→ Task requirements: Reproduce the complete listing without any deviation.

** start of Given data **

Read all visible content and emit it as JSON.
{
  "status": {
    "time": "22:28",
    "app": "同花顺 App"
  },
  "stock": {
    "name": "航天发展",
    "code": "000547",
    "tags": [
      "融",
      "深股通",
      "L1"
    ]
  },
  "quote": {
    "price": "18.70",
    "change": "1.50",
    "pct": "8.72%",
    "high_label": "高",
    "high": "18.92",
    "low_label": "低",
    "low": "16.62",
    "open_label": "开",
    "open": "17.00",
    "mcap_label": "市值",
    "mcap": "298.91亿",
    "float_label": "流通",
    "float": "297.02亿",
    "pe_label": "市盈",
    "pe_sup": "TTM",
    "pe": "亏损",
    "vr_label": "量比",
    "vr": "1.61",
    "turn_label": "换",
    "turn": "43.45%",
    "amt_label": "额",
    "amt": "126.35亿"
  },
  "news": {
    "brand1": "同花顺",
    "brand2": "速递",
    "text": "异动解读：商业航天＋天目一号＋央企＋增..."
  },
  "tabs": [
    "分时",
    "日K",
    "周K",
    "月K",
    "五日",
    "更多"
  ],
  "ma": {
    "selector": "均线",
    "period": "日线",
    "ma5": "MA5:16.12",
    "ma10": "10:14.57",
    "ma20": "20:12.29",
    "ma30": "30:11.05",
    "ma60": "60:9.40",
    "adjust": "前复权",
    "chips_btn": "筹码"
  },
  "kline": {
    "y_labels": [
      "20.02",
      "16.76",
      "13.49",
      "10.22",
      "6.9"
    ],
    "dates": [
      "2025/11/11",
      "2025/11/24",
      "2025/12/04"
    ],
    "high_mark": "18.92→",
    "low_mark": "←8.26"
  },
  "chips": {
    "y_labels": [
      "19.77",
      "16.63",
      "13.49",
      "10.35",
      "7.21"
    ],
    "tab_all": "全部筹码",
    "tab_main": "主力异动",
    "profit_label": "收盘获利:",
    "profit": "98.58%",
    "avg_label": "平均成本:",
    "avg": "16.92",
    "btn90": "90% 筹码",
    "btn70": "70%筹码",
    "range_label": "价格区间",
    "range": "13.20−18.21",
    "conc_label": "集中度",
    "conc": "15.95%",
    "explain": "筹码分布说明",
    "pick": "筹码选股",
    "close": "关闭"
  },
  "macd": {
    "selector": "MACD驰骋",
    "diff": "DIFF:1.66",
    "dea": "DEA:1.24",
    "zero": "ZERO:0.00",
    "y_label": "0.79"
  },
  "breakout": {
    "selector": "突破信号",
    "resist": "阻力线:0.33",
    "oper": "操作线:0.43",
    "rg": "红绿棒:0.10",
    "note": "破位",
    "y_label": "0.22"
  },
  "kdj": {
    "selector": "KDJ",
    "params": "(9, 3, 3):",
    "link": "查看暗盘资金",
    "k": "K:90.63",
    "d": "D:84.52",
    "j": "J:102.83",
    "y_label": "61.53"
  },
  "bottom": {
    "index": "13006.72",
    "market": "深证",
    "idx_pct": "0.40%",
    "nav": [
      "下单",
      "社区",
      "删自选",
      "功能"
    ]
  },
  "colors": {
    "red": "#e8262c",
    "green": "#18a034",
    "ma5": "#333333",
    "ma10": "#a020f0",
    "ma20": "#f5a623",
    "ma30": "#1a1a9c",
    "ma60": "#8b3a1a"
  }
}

** end of Given data **

→ Complete answer:
Read all visible content and emit it as JSON.
{
  "status": {
    "time": "22:28",
    "app": "同花顺 App"
  },
  "stock": {
    "name": "航天发展",
    "code": "000547",
    "tags": [
      "融",
      "深股通",
      "L1"
    ]
  },
  "quote": {
    "price": "18.70",
    "change": "1.50",
    "pct": "8.72%",
    "high_label": "高",
    "high": "18.92",
    "low_label": "低",
    "low": "16.62",
    "open_label": "开",
    "open": "17.00",
    "mcap_label": "市值",
    "mcap": "298.91亿",
    "float_label": "流通",
    "float": "297.02亿",
    "pe_label": "市盈",
    "pe_sup": "TTM",
    "pe": "亏损",
    "vr_label": "量比",
    "vr": "1.61",
    "turn_label": "换",
    "turn": "43.45%",
    "amt_label": "额",
    "amt": "126.35亿"
  },
  "news": {
    "brand1": "同花顺",
    "brand2": "速递",
    "text": "异动解读：商业航天＋天目一号＋央企＋增..."
  },
  "tabs": [
    "分时",
    "日K",
    "周K",
    "月K",
    "五日",
    "更多"
  ],
  "ma": {
    "selector": "均线",
    "period": "日线",
    "ma5": "MA5:16.12",
    "ma10": "10:14.57",
    "ma20": "20:12.29",
    "ma30": "30:11.05",
    "ma60": "60:9.40",
    "adjust": "前复权",
    "chips_btn": "筹码"
  },
  "kline": {
    "y_labels": [
      "20.02",
      "16.76",
      "13.49",
      "10.22",
      "6.9"
    ],
    "dates": [
      "2025/11/11",
      "2025/11/24",
      "2025/12/04"
    ],
    "high_mark": "18.92→",
    "low_mark": "←8.26"
  },
  "chips": {
    "y_labels": [
      "19.77",
      "16.63",
      "13.49",
      "10.35",
      "7.21"
    ],
    "tab_all": "全部筹码",
    "tab_main": "主力异动",
    "profit_label": "收盘获利:",
    "profit": "98.58%",
    "avg_label": "平均成本:",
    "avg": "16.92",
    "btn90": "90% 筹码",
    "btn70": "70%筹码",
    "range_label": "价格区间",
    "range": "13.20−18.21",
    "conc_label": "集中度",
    "conc": "15.95%",
    "explain": "筹码分布说明",
    "pick": "筹码选股",
    "close": "关闭"
  },
  "macd": {
    "selector": "MACD驰骋",
    "diff": "DIFF:1.66",
    "dea": "DEA:1.24",
    "zero": "ZERO:0.00",
    "y_label": "0.79"
  },
  "breakout": {
    "selector": "突破信号",
    "resist": "阻力线:0.33",
    "oper": "操作线:0.43",
    "rg": "红绿棒:0.10",
    "note": "破位",
    "y_label": "0.22"
  },
  "kdj": {
    "selector": "KDJ",
    "params": "(9, 3, 3):",
    "link": "查看暗盘资金",
    "k": "K:90.63",
    "d": "D:84.52",
    "j": "J:102.83",
    "y_label": "61.53"
  },
  "bottom": {
    "index": "13006.72",
    "market": "深证",
    "idx_pct": "0.40%",
    "nav": [
      "下单",
      "社区",
      "删自选",
      "功能"
    ]
  },
  "colors": {
    "red": "#e8262c",
    "green": "#18a034",
    "ma5": "#333333",
    "ma10": "#a020f0",
    "ma20": "#f5a623",
    "ma30": "#1a1a9c",
    "ma60": "#8b3a1a"
  }
}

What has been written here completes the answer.